----- EXCERPTED TEXT
To me discounting the impact of the rainfall is way off the mark, as pictures of the fill going in and afterward is like night and day. He has discounted the washing of fines, but how would you tell if the material already contained varying amounts of fines? Is it possible that the rainfall event combined with the material being placed dry of optimum caused the grains to go through some type of reorganization and caused settlement or a loose or soft condition? Also is it possible that the rainfall event sufficiently raised the water table and decreased the bearing capacity of the soils?

 

[DRC1]

1. Somebody should have records of construction control, such as density testing and weather or not the contractor achieved density during construction.
2. Obviously the lack of excavation at the perimeter will be an issue.
3. Optimum moisture only applies during the compaction operation. The water content can increase after that with no increase in DRY density.
4. getting to the meat of the matter, the problem appears to be two fold: a) the fill soils seem to be highly variable, and probably some have high fine contents and low sand contents and others are just the opposite and b) there does not appear to be any mention of drainage provisions, which based on the flooding are non existent or inadequate.
Soils with high fine contents and granular soils do better with different types of compaction, so that would explain why some parts of the site were good and others are not. The other problem is that fine soils do not drain quickly. as the weight of the fill rises due the saturation by the rain, the water trapped by the clay particles can not bleed off fast enough, the internal pressure rises and the clay or silt soil structure can fail.
*** Obviously I have not seen the site or any data beyond what you have mentioned. This is just my feeling based on your notes. You may want to bring in an independent geotech to review the site and data to make recommendations. If the soils are not coarse and drainage is an issue, compaction grouting may cause more problems than it cures.
----------
CHALLENGE A: For the discussion of fill settlement, state whether each statement agrees with the text: (i) the numbered response holds that optimum moisture applies only during compaction; (ii) the writer of the numbered response has visited the site; (iii) the numbered response warns that compaction grouting could worsen matters if the soils are not coarse and drainage is an issue. Answer each with yes or no and quote the deciding words.
The listing that comes next has no connection to the discussion of fill settlement.
----- RECORDS FOR PROCESSING
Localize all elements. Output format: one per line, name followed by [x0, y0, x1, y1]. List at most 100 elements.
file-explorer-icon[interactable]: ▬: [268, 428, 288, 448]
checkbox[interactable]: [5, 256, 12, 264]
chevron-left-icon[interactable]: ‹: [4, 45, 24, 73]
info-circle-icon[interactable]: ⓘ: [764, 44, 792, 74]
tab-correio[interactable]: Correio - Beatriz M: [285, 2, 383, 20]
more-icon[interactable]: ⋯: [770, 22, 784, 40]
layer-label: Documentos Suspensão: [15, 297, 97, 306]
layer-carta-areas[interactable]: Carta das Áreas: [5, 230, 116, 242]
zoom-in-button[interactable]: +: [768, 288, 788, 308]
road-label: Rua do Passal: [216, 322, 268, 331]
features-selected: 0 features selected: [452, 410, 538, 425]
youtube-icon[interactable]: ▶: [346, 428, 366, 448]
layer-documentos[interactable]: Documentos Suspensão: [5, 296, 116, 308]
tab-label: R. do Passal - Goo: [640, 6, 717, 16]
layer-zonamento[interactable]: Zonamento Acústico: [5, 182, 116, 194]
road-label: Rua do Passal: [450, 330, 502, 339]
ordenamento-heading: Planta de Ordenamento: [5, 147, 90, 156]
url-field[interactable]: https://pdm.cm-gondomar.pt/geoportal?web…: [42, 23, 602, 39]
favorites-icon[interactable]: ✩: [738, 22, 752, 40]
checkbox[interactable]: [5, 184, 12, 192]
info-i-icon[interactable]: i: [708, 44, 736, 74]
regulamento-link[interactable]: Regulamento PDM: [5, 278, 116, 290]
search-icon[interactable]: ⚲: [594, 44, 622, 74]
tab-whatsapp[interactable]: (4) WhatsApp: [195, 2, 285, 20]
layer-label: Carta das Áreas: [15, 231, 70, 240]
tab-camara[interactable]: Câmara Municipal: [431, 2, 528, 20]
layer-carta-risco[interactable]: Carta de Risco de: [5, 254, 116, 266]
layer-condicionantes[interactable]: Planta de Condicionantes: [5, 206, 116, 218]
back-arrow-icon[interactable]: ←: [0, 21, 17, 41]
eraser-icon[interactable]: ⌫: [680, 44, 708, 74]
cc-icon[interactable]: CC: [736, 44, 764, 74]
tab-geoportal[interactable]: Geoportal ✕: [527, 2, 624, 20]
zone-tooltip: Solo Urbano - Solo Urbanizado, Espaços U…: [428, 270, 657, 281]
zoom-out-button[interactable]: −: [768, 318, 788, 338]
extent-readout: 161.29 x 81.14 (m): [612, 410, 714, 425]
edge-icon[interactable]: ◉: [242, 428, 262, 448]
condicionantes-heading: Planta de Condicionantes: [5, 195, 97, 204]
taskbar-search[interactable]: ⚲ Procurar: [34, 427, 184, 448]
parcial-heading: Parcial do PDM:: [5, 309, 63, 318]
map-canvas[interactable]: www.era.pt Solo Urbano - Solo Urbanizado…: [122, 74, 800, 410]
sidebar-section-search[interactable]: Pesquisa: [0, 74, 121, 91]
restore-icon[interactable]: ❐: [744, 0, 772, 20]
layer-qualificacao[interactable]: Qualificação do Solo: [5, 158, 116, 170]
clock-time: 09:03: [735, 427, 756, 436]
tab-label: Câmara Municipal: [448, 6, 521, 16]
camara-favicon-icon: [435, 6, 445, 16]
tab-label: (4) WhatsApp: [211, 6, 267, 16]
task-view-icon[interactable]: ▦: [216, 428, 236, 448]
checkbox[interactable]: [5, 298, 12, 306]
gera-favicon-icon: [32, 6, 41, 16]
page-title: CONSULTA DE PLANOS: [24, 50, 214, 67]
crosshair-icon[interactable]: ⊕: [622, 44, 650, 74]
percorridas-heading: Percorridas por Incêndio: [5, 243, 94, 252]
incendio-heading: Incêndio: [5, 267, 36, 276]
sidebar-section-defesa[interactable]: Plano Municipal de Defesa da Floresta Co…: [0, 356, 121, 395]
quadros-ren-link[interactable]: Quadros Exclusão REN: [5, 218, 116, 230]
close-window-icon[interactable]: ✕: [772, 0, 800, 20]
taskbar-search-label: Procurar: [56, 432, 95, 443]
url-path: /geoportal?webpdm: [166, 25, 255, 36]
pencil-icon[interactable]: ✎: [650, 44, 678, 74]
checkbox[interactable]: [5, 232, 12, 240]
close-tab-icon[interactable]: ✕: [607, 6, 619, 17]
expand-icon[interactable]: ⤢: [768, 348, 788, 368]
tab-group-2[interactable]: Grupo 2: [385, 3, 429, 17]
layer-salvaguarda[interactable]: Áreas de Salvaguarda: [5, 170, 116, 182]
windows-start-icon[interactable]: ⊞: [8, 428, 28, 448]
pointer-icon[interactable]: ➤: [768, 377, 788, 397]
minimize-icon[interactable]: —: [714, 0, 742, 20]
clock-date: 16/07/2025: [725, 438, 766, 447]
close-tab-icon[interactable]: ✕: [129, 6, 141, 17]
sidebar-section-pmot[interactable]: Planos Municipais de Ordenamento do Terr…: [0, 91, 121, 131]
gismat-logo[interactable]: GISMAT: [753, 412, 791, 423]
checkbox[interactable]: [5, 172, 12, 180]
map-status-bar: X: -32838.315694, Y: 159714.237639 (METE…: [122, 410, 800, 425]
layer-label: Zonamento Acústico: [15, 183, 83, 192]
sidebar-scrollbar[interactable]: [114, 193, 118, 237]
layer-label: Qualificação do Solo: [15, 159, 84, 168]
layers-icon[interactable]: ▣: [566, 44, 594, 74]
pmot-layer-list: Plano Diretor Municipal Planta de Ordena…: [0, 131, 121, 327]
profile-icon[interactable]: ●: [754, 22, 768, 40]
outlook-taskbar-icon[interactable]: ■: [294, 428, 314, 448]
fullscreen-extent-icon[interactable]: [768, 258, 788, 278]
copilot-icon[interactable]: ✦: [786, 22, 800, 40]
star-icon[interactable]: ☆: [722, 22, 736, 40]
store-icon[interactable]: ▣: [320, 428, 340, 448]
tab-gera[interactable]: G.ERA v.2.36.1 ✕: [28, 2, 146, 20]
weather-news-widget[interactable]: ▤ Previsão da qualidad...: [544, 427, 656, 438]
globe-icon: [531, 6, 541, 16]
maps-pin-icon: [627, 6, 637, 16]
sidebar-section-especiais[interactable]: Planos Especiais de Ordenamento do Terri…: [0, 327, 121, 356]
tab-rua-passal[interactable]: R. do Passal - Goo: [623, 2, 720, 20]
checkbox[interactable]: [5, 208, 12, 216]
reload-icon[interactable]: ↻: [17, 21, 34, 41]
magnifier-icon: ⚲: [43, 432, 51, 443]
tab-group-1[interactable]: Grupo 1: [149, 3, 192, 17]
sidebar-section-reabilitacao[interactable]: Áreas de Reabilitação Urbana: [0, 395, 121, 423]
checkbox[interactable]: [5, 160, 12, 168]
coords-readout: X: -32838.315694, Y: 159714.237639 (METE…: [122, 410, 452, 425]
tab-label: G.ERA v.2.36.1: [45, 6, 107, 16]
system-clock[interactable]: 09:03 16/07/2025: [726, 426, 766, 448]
----------
----- RECORDS FOR PROCESSING
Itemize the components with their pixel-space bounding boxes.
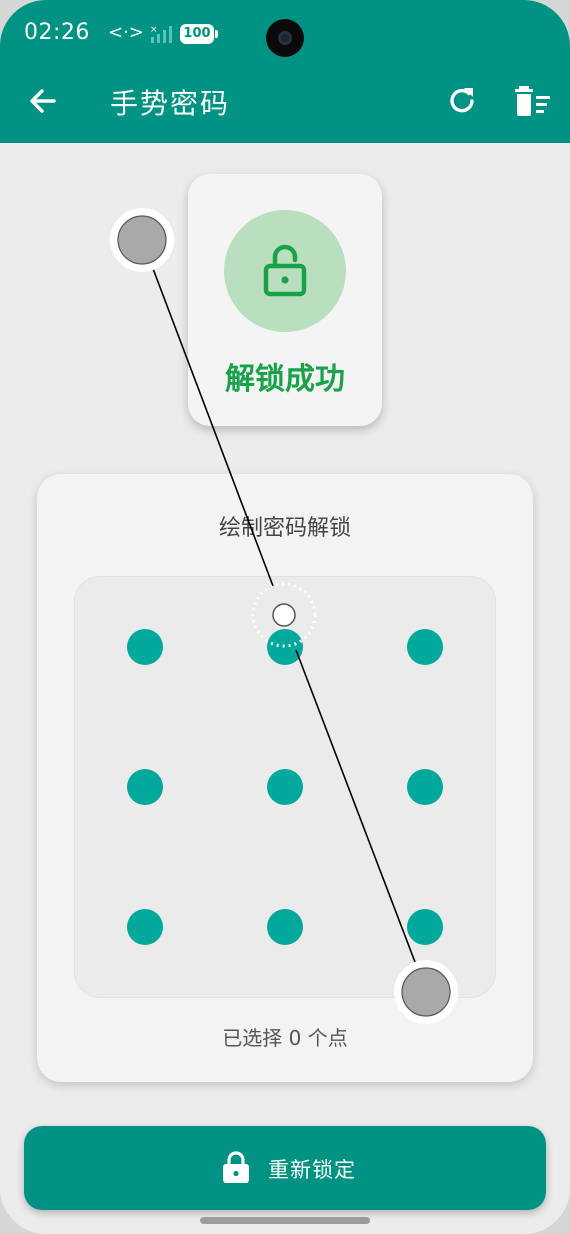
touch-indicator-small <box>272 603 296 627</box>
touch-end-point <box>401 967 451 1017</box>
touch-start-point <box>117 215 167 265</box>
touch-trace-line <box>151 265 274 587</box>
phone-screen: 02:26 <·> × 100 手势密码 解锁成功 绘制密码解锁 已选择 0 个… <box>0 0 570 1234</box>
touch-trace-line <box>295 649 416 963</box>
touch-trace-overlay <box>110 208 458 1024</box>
----------
CHALLENGE B: In the listing, reproduce word for word the lines beginning with the line containing "Itemize the components" and continuing through the line containing "touch-trace-overlay <box>110 208", leaving out the pictures.

REPLY A:
(i) Yes: "Optimum moisture only applies during the compaction operation."
(ii) No: "Obviously I have not seen the site or any data beyond what you have mentioned."
(iii) Yes: "If the soils are not coarse and drainage is an issue, compaction grouting may cause more problems than it cures."

REPLY B:
Itemize the components with their pixel-space bounding boxes.
touch-indicator-small <box>272 603 296 627</box>
touch-end-point <box>401 967 451 1017</box>
touch-start-point <box>117 215 167 265</box>
touch-trace-line <box>151 265 274 587</box>
phone-screen: 02:26 <·> × 100 手势密码 解锁成功 绘制密码解锁 已选择 0 个… <box>0 0 570 1234</box>
touch-trace-line <box>295 649 416 963</box>
touch-trace-overlay <box>110 208 458 1024</box>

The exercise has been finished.